Written task: Recast everything in the material from the line containing "scroll-down-icon[interactable]: ▼ <box>624" down to the line containing "color-style-select[interactable]: 古典风格 ▼", both included, as a numbered list, skipping any blank lines.

Dataset records:
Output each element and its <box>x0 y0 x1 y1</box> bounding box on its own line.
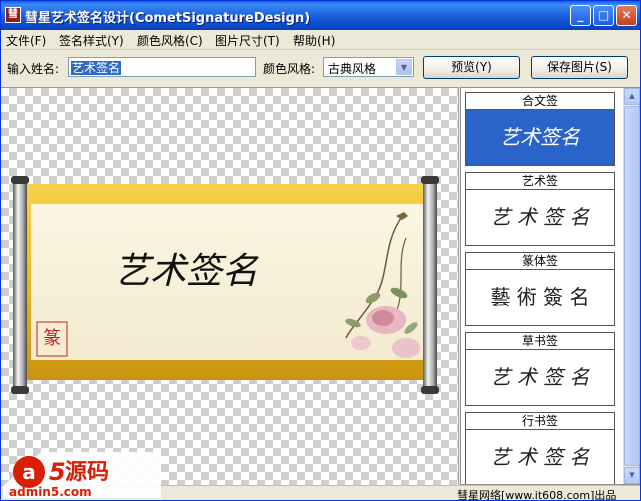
scroll-down-icon[interactable]: ▼ <box>624 467 640 484</box>
svg-text:5: 5 <box>49 458 66 486</box>
app-icon[interactable]: 彗 <box>5 7 21 23</box>
style-list-panel: 合文签 艺术签名 艺术签 艺 术 签 名 篆体签 藝 術 簽 名 草书签 艺 术… <box>460 87 640 485</box>
watermark-url: admin5.com <box>9 485 92 499</box>
menu-image-size[interactable]: 图片尺寸(T) <box>215 32 280 49</box>
save-image-button[interactable]: 保存图片(S) <box>531 56 628 79</box>
name-input[interactable]: 艺术签名 <box>68 57 256 77</box>
minimize-button[interactable]: _ <box>570 5 591 26</box>
style-item-running[interactable]: 行书签 艺 术 签 名 <box>465 412 615 484</box>
close-button[interactable]: ✕ <box>616 5 637 26</box>
menu-signature-style[interactable]: 签名样式(Y) <box>59 32 124 49</box>
style-item-label: 艺术签 <box>465 172 615 190</box>
style-item-seal-script[interactable]: 篆体签 藝 術 簽 名 <box>465 252 615 326</box>
menu-color-style[interactable]: 颜色风格(C) <box>137 32 203 49</box>
chevron-down-icon[interactable]: ▼ <box>396 59 412 75</box>
scroll-rod-left <box>13 180 27 390</box>
name-label: 输入姓名: <box>7 62 60 76</box>
title-bar[interactable]: 彗 彗星艺术签名设计(CometSignatureDesign) _ □ ✕ <box>1 1 640 30</box>
color-style-value: 古典风格 <box>328 62 377 76</box>
app-window: 彗 彗星艺术签名设计(CometSignatureDesign) _ □ ✕ 文… <box>0 0 641 501</box>
style-list: 合文签 艺术签名 艺术签 艺 术 签 名 篆体签 藝 術 簽 名 草书签 艺 术… <box>461 88 623 484</box>
style-item-art[interactable]: 艺术签 艺 术 签 名 <box>465 172 615 246</box>
style-item-preview: 藝 術 簽 名 <box>465 270 615 326</box>
scroll-rod-right <box>423 180 437 390</box>
signature-text: 艺术签名 <box>114 251 259 292</box>
scroll-painting: 艺术签名 篆 <box>11 176 439 394</box>
window-title: 彗星艺术签名设计(CometSignatureDesign) <box>25 11 311 26</box>
svg-text:源码: 源码 <box>65 460 109 485</box>
style-item-preview: 艺 术 签 名 <box>465 430 615 484</box>
name-input-value: 艺术签名 <box>71 61 122 75</box>
style-item-label: 合文签 <box>465 92 615 110</box>
seal-glyph: 篆 <box>43 328 61 349</box>
scrollbar-thumb[interactable] <box>624 106 640 466</box>
menu-help[interactable]: 帮助(H) <box>293 32 335 49</box>
style-item-cursive[interactable]: 草书签 艺 术 签 名 <box>465 332 615 406</box>
color-style-select[interactable]: 古典风格 ▼ <box>323 57 414 77</box>
scroll-up-icon[interactable]: ▲ <box>624 88 640 105</box>
maximize-button[interactable]: □ <box>593 5 614 26</box>
preview-canvas: 艺术签名 篆 <box>1 87 459 485</box>
style-item-label: 草书签 <box>465 332 615 350</box>
style-item-hewen[interactable]: 合文签 艺术签名 <box>465 92 615 166</box>
publisher-link[interactable]: 彗星网络[www.it608.com]出品 <box>457 487 616 500</box>
style-item-preview: 艺 术 签 名 <box>465 190 615 246</box>
toolbar: 输入姓名: 艺术签名 颜色风格: 古典风格 ▼ 预览(Y) 保存图片(S) <box>1 51 640 85</box>
style-item-label: 篆体签 <box>465 252 615 270</box>
menu-bar: 文件(F) 签名样式(Y) 颜色风格(C) 图片尺寸(T) 帮助(H) <box>1 30 640 50</box>
a5-watermark-logo: a 5 源码 admin5.com <box>3 452 161 499</box>
preview-button[interactable]: 预览(Y) <box>423 56 520 79</box>
vertical-scrollbar[interactable]: ▲ ▼ <box>623 88 640 484</box>
color-style-label: 颜色风格: <box>263 62 316 76</box>
svg-text:a: a <box>22 460 36 484</box>
menu-file[interactable]: 文件(F) <box>6 32 46 49</box>
style-item-preview: 艺术签名 <box>465 110 615 166</box>
style-item-preview: 艺 术 签 名 <box>465 350 615 406</box>
style-item-label: 行书签 <box>465 412 615 430</box>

Output of the exercise:
1. scroll-down-icon[interactable]: ▼ <box>624 467 640 484</box>
2. svg-text:5: 5 <box>49 458 66 486</box>
3. app-icon[interactable]: 彗 <box>5 7 21 23</box>
4. style-list-panel: 合文签 艺术签名 艺术签 艺 术 签 名 篆体签 藝 術 簽 名 草书签 艺 术… <box>460 87 640 485</box>
5. watermark-url: admin5.com <box>9 485 92 499</box>
6. menu-image-size[interactable]: 图片尺寸(T) <box>215 32 280 49</box>
7. save-image-button[interactable]: 保存图片(S) <box>531 56 628 79</box>
8. name-input[interactable]: 艺术签名 <box>68 57 256 77</box>
9. minimize-button[interactable]: _ <box>570 5 591 26</box>
10. style-item-running[interactable]: 行书签 艺 术 签 名 <box>465 412 615 484</box>
11. close-button[interactable]: ✕ <box>616 5 637 26</box>
12. menu-signature-style[interactable]: 签名样式(Y) <box>59 32 124 49</box>
13. style-item-label: 艺术签 <box>465 172 615 190</box>
14. style-item-seal-script[interactable]: 篆体签 藝 術 簽 名 <box>465 252 615 326</box>
15. menu-color-style[interactable]: 颜色风格(C) <box>137 32 203 49</box>
16. chevron-down-icon[interactable]: ▼ <box>396 59 412 75</box>
17. scroll-rod-left <box>13 180 27 390</box>
18. name-label: 输入姓名: <box>7 62 60 76</box>
19. title-bar[interactable]: 彗 彗星艺术签名设计(CometSignatureDesign) _ □ ✕ <box>1 1 640 30</box>
20. color-style-value: 古典风格 <box>328 62 377 76</box>
21. app-window: 彗 彗星艺术签名设计(CometSignatureDesign) _ □ ✕ 文… <box>0 0 641 501</box>
22. style-list: 合文签 艺术签名 艺术签 艺 术 签 名 篆体签 藝 術 簽 名 草书签 艺 术… <box>461 88 623 484</box>
23. style-item-art[interactable]: 艺术签 艺 术 签 名 <box>465 172 615 246</box>
24. style-item-preview: 藝 術 簽 名 <box>465 270 615 326</box>
25. scroll-rod-right <box>423 180 437 390</box>
26. signature-text: 艺术签名 <box>114 251 259 292</box>
27. scroll-painting: 艺术签名 篆 <box>11 176 439 394</box>
28. window-title: 彗星艺术签名设计(CometSignatureDesign) <box>25 11 311 26</box>
29. svg-text:源码: 源码 <box>65 460 109 485</box>
30. style-item-preview: 艺 术 签 名 <box>465 430 615 484</box>
31. name-input-value: 艺术签名 <box>71 61 122 75</box>
32. style-item-label: 合文签 <box>465 92 615 110</box>
33. seal-glyph: 篆 <box>43 328 61 349</box>
34. scrollbar-thumb[interactable] <box>624 106 640 466</box>
35. menu-help[interactable]: 帮助(H) <box>293 32 335 49</box>
36. style-item-cursive[interactable]: 草书签 艺 术 签 名 <box>465 332 615 406</box>
37. color-style-select[interactable]: 古典风格 ▼ <box>323 57 414 77</box>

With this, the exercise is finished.